Short exercise
Locate each line containing the string "ПЕТЛИК" and copy it out.

-- start Records to process --

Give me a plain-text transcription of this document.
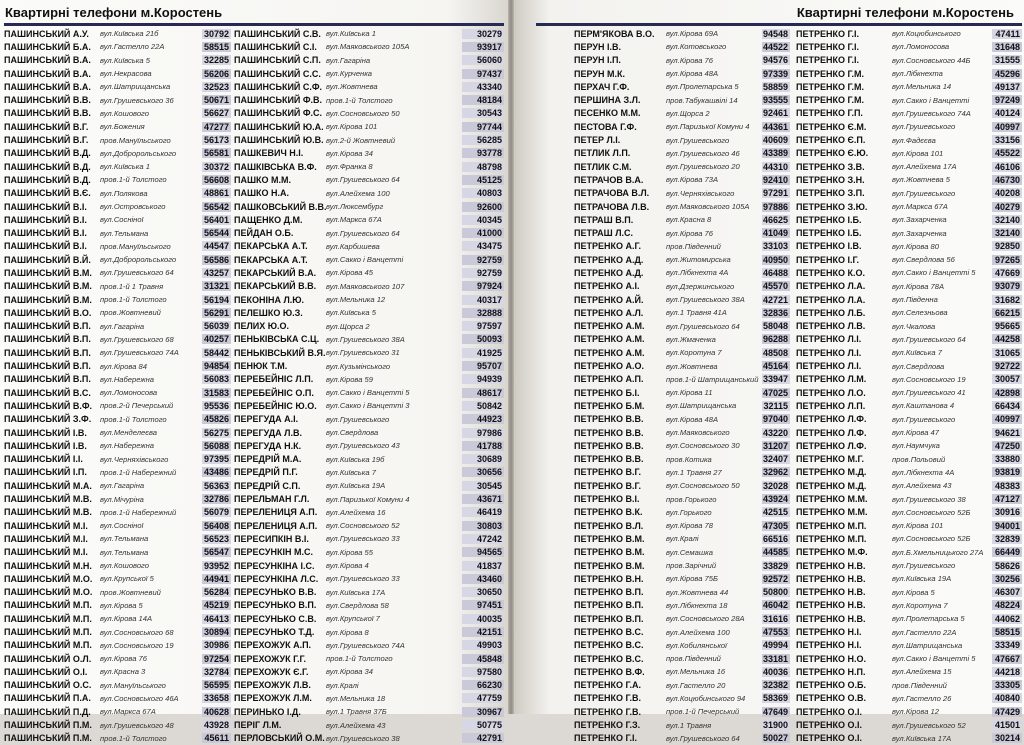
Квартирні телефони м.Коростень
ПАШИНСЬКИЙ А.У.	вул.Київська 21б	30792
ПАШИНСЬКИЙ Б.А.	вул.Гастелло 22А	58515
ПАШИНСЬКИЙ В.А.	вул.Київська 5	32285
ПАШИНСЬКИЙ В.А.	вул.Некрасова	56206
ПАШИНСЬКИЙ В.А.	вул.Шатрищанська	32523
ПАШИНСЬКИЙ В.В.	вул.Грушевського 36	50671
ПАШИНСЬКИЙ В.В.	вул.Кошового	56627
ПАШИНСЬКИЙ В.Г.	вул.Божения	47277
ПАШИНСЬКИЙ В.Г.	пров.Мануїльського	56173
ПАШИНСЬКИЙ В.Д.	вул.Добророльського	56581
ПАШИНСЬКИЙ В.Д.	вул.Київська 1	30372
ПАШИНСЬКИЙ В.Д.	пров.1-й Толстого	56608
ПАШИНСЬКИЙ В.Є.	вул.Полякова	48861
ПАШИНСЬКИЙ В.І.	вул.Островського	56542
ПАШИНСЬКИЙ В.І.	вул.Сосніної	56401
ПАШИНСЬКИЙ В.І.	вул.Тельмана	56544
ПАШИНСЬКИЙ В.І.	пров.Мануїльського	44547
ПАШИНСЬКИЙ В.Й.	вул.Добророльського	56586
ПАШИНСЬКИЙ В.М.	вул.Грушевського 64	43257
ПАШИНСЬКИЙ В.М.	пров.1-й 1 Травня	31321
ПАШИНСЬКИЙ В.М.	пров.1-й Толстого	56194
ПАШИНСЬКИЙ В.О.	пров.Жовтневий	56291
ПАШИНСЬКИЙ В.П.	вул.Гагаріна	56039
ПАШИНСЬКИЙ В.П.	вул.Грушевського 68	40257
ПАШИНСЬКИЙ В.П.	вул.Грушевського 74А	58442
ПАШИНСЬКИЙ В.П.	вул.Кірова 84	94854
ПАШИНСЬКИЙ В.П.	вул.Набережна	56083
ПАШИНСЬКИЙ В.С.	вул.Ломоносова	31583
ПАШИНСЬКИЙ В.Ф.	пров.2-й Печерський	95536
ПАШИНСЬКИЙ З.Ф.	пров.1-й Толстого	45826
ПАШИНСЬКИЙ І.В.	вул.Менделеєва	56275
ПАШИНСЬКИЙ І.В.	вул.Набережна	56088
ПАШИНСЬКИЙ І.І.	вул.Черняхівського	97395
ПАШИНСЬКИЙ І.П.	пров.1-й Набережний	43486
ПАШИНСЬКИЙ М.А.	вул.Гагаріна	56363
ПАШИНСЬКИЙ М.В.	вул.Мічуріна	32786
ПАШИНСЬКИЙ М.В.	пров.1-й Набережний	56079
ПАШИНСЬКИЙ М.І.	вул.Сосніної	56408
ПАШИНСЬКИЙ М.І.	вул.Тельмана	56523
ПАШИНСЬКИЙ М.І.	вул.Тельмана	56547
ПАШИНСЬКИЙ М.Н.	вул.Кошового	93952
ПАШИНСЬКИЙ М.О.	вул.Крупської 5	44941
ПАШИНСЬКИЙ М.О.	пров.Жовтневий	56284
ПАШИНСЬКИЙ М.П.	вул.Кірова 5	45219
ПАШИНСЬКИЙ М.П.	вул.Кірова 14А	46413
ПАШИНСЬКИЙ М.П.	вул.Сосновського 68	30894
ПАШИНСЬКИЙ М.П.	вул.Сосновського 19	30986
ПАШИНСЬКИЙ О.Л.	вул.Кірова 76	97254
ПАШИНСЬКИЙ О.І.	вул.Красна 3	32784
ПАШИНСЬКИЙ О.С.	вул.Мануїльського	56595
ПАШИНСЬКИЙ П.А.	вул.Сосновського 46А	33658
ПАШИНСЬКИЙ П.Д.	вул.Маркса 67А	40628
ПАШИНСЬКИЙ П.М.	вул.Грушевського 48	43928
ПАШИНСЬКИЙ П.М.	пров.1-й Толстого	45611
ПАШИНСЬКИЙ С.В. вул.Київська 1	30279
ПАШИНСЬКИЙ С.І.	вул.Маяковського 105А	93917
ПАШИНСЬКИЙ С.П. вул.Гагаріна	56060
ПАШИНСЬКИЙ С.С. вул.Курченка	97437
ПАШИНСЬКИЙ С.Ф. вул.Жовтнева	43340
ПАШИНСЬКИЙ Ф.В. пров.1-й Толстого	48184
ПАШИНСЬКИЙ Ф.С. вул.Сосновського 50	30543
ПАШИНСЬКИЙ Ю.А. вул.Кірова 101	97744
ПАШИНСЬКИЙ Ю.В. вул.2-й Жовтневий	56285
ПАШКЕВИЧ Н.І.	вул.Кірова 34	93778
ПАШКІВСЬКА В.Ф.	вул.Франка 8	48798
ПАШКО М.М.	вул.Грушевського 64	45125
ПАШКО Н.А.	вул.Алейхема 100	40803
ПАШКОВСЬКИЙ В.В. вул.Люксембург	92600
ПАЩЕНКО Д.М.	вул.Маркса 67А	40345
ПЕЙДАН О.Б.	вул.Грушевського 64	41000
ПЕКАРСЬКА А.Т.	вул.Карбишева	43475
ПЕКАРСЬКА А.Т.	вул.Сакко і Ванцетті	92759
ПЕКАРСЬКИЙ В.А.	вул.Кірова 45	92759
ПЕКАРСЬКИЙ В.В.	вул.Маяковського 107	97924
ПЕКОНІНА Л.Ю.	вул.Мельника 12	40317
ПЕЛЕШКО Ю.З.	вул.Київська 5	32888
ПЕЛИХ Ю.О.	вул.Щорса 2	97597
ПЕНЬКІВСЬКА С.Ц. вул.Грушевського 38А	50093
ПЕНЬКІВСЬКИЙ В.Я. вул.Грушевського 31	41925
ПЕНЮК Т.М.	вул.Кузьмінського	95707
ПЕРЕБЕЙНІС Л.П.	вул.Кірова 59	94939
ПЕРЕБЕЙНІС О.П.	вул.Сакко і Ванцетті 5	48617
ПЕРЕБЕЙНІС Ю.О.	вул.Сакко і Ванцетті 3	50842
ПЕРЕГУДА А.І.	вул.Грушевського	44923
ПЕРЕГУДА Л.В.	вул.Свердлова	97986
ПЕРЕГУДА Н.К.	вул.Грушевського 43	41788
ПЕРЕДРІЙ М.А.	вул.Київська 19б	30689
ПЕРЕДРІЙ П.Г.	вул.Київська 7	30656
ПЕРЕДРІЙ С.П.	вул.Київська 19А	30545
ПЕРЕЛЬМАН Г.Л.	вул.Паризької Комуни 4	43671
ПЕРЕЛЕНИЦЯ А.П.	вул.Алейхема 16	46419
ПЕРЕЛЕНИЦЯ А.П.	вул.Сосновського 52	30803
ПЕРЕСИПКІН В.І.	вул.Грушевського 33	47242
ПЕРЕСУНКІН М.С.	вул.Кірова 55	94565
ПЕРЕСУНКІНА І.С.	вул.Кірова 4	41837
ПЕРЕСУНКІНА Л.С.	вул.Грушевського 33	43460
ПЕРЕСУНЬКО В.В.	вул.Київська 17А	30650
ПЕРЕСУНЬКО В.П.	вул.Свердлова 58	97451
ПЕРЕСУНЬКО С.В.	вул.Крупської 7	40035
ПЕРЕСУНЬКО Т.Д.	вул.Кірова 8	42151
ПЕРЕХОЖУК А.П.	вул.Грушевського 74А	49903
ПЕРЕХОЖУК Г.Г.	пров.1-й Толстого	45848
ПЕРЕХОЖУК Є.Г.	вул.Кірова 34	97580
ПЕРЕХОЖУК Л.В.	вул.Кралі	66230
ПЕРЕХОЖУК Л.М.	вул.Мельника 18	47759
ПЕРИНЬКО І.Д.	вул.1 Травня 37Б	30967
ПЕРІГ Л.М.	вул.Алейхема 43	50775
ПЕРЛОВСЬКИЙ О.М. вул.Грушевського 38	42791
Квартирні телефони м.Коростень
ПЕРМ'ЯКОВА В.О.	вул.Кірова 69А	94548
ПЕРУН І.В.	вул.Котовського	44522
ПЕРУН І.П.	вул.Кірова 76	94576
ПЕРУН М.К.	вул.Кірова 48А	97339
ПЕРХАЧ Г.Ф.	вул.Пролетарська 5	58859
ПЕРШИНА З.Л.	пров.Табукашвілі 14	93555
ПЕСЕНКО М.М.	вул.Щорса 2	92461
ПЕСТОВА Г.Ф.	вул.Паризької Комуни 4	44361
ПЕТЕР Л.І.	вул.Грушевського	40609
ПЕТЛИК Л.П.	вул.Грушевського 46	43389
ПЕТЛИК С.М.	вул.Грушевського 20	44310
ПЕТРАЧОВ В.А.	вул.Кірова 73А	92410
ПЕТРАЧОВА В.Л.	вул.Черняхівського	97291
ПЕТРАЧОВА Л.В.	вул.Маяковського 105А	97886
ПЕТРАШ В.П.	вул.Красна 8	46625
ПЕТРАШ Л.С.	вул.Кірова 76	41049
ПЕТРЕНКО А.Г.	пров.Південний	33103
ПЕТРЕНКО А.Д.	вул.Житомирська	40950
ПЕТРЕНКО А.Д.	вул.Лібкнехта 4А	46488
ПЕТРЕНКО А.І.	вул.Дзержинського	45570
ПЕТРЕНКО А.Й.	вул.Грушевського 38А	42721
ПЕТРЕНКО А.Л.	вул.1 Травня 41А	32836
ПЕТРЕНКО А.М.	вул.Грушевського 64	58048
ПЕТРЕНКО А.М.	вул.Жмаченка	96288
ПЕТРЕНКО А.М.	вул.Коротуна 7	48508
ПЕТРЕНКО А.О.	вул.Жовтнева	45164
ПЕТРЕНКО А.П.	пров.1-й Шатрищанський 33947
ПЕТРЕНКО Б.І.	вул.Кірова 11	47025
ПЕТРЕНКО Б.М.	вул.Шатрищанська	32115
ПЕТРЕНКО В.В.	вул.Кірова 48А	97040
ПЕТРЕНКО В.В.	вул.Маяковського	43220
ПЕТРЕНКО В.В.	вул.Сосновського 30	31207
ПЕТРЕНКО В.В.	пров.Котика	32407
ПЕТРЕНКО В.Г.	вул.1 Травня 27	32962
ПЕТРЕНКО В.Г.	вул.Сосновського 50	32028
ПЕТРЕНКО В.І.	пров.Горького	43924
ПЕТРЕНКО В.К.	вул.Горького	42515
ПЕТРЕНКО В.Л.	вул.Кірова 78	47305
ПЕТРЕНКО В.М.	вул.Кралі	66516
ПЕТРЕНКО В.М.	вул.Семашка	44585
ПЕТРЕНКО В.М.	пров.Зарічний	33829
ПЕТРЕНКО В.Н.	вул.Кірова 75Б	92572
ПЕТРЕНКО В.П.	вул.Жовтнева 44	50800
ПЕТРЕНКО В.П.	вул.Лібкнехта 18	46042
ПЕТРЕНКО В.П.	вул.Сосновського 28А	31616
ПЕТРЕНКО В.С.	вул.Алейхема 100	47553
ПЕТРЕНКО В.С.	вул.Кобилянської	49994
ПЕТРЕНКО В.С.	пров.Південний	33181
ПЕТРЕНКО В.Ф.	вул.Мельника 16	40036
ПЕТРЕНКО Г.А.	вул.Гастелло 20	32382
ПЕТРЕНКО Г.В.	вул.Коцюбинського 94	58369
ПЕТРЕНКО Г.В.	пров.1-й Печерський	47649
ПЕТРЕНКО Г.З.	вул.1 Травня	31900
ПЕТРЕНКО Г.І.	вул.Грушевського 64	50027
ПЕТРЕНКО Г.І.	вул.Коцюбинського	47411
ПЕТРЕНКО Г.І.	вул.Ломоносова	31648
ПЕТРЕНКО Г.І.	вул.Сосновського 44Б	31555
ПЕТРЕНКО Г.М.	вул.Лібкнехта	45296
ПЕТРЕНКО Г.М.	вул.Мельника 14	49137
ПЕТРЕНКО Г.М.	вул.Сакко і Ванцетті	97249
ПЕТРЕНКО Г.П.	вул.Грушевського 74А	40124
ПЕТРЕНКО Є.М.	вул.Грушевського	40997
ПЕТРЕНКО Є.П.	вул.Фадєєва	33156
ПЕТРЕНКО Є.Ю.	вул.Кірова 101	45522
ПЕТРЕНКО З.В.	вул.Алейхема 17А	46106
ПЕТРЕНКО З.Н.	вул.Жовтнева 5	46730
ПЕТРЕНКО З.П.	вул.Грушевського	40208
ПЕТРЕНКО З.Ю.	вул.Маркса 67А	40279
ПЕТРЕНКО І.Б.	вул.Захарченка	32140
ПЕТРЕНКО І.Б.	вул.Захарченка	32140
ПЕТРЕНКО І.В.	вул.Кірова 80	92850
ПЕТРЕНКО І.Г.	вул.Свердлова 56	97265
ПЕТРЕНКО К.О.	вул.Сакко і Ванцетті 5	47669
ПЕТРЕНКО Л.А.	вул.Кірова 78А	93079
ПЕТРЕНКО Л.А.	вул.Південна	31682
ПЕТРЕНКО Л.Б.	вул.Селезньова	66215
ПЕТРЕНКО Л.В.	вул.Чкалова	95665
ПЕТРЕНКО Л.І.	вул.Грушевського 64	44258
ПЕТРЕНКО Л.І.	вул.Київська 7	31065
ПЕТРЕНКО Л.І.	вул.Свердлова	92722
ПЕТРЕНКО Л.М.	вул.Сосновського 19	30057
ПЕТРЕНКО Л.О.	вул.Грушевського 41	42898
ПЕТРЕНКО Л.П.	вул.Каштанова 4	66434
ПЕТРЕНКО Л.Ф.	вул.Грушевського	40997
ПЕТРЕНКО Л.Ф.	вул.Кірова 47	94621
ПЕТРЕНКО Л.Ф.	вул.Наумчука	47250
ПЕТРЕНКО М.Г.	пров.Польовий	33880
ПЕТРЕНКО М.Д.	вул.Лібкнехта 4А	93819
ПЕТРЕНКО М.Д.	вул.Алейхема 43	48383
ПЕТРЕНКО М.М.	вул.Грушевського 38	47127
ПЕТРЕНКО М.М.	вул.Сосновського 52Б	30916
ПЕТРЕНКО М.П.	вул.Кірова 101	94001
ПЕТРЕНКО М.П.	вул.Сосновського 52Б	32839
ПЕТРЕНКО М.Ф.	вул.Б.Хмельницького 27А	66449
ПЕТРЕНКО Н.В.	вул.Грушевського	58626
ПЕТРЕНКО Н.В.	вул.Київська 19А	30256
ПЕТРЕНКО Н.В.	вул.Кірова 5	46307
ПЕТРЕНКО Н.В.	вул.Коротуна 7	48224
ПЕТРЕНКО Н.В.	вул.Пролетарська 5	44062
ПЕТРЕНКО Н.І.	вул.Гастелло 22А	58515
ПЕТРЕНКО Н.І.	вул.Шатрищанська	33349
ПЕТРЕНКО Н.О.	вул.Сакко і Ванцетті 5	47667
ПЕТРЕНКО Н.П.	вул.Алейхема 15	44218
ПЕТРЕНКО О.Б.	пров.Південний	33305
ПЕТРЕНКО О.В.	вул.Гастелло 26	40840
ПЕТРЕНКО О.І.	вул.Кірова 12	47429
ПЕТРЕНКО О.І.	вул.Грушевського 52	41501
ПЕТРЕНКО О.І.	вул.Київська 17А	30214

-- end Records to process --

Answer to this task
ПЕТЛИК Л.П.	вул.Грушевського 46	43389
ПЕТЛИК С.М.	вул.Грушевського 20	44310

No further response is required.